Data listing:
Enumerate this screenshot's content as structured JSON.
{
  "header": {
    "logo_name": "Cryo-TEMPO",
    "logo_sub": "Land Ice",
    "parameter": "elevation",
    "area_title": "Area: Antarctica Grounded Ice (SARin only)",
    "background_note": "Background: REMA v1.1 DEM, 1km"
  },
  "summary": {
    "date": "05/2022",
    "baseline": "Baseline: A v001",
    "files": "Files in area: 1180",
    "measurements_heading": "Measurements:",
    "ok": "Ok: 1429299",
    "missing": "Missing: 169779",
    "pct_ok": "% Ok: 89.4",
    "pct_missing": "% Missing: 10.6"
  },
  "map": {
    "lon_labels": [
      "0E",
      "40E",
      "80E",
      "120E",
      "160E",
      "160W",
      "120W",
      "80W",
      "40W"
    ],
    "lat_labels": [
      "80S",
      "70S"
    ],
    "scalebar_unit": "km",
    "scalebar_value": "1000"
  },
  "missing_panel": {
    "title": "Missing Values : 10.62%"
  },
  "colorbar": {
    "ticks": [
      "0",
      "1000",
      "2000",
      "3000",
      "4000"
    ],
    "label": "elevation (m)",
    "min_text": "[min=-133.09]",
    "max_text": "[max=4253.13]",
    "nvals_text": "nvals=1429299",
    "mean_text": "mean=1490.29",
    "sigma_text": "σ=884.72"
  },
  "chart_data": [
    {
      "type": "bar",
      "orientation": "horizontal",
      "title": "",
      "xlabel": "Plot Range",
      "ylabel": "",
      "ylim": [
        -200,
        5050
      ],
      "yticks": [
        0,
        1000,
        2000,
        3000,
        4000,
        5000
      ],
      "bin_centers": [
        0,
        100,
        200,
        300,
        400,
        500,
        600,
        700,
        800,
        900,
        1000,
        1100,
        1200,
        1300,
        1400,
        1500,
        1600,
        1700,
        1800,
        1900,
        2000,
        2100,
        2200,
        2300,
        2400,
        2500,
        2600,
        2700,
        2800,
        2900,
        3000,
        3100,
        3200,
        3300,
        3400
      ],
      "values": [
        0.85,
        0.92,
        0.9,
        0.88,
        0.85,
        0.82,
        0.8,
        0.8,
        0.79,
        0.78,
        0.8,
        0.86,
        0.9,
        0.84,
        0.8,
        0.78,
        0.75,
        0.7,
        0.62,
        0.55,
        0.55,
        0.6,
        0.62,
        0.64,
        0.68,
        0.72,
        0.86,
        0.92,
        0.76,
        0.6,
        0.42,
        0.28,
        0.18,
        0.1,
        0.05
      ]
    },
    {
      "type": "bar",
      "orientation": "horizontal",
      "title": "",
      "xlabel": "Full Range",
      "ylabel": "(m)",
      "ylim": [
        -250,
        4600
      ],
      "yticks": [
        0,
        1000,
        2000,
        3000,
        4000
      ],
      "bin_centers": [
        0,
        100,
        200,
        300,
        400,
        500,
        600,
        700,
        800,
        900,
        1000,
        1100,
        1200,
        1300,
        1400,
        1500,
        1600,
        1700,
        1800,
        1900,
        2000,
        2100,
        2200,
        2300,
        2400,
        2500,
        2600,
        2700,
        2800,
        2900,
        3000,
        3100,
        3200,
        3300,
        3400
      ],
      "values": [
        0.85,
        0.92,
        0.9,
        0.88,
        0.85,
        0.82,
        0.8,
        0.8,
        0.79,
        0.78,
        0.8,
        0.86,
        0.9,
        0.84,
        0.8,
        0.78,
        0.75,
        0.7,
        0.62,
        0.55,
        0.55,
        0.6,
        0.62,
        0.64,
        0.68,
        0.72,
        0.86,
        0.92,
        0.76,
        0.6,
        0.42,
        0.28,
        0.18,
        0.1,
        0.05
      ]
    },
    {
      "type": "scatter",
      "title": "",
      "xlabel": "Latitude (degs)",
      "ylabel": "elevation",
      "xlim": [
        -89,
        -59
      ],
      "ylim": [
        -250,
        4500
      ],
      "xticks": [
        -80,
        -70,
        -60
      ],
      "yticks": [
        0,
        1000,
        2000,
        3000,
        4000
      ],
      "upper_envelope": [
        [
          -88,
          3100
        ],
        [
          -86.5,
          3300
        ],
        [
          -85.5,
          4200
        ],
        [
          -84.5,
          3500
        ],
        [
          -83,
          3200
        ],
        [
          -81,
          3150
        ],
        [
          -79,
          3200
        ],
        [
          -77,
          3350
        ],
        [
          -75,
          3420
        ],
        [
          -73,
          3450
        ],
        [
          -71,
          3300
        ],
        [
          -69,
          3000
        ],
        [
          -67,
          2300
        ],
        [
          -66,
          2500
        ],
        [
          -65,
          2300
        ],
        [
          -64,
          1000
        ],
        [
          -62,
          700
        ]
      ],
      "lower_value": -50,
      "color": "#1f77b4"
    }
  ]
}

[What you are asked to do] Looking at the data above, show all lines where the word "Range" occurs.

[Solution below]
      "xlabel": "Plot Range",
      "xlabel": "Full Range",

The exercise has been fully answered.